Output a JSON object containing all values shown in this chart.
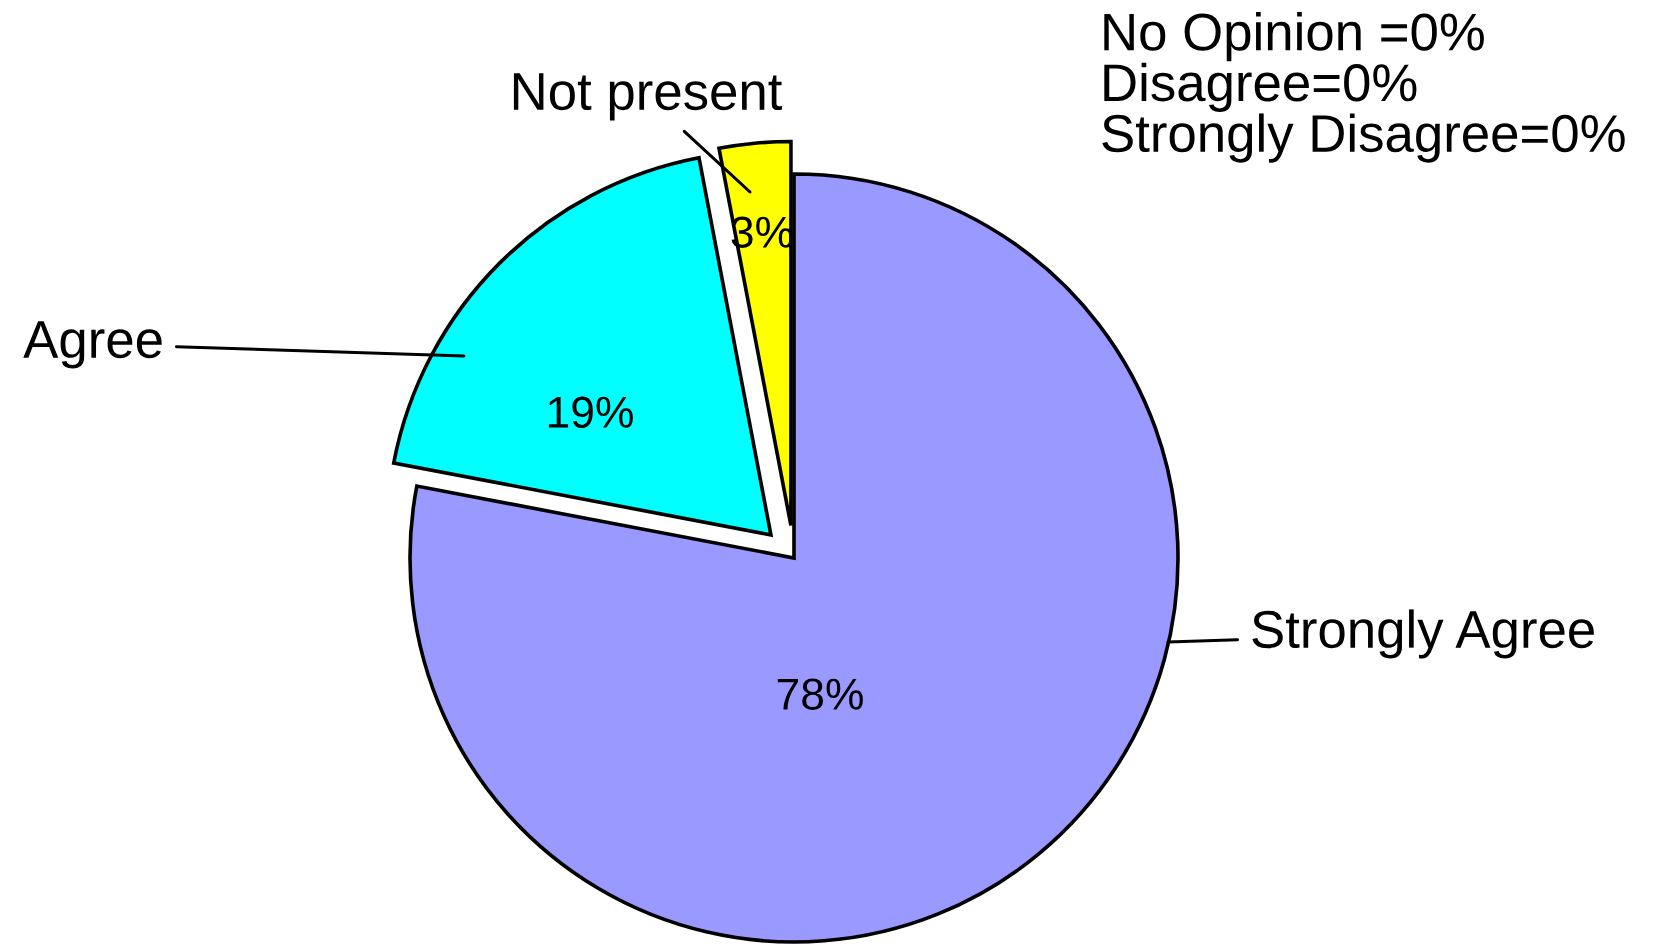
{
  "chart_data": {
    "type": "pie",
    "categories": [
      "Strongly Agree",
      "Agree",
      "Not present"
    ],
    "values": [
      78,
      19,
      3
    ],
    "colors": [
      "#9999ff",
      "#00ffff",
      "#ffff00"
    ],
    "value_labels": [
      "78%",
      "19%",
      "3%"
    ],
    "annotations": [
      "No Opinion =0%\nDisagree=0%\nStrongly Disagree=0%"
    ]
  }
}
====
Task prompt: Retype each entry precisely. Skip images entirely.

Solution for this exercise:
Output a JSON object containing all values shown in this chart.
{
  "chart_data": {
    "type": "pie",
    "categories": [
      "Strongly Agree",
      "Agree",
      "Not present"
    ],
    "values": [
      78,
      19,
      3
    ],
    "colors": [
      "#9999ff",
      "#00ffff",
      "#ffff00"
    ],
    "value_labels": [
      "78%",
      "19%",
      "3%"
    ],
    "annotations": [
      "No Opinion =0%\nDisagree=0%\nStrongly Disagree=0%"
    ]
  }
}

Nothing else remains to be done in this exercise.